● The exercise
Lines containing the string "Para" are to be counted; report the number and nothing more.
──────── Record list
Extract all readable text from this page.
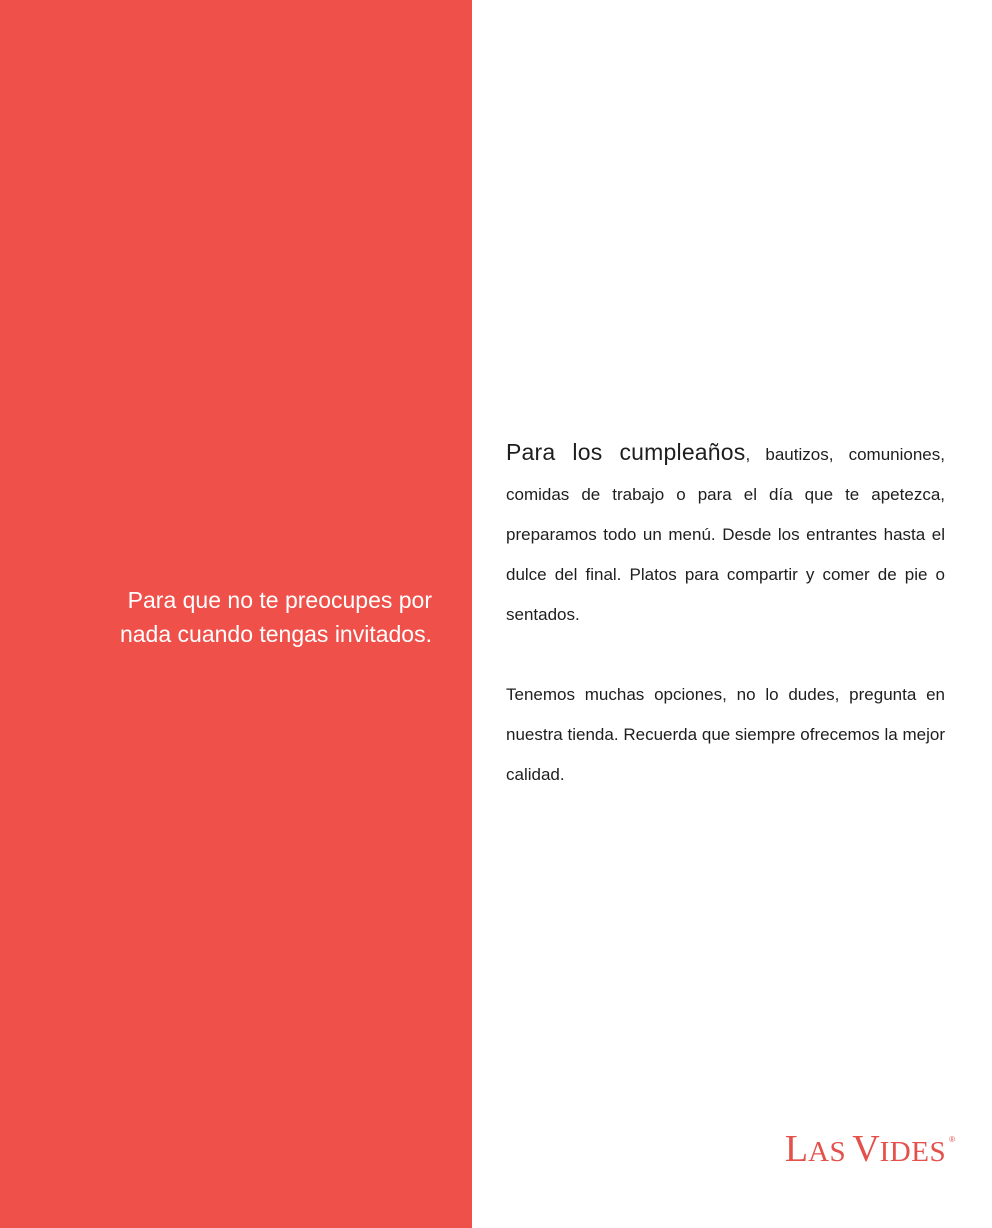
Para que no te preocupes por
nada cuando tengas invitados.

Para los cumpleaños, bautizos, comuniones, comidas de trabajo o para el día que te apetezca, preparamos todo un menú. Desde los entrantes hasta el dulce del final. Platos para compartir y comer de pie o sentados.

Tenemos muchas opciones, no lo dudes, pregunta en nuestra tienda. Recuerda que siempre ofrecemos la mejor calidad.

L AS V IDES ®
────────────────
● Answer to this task
2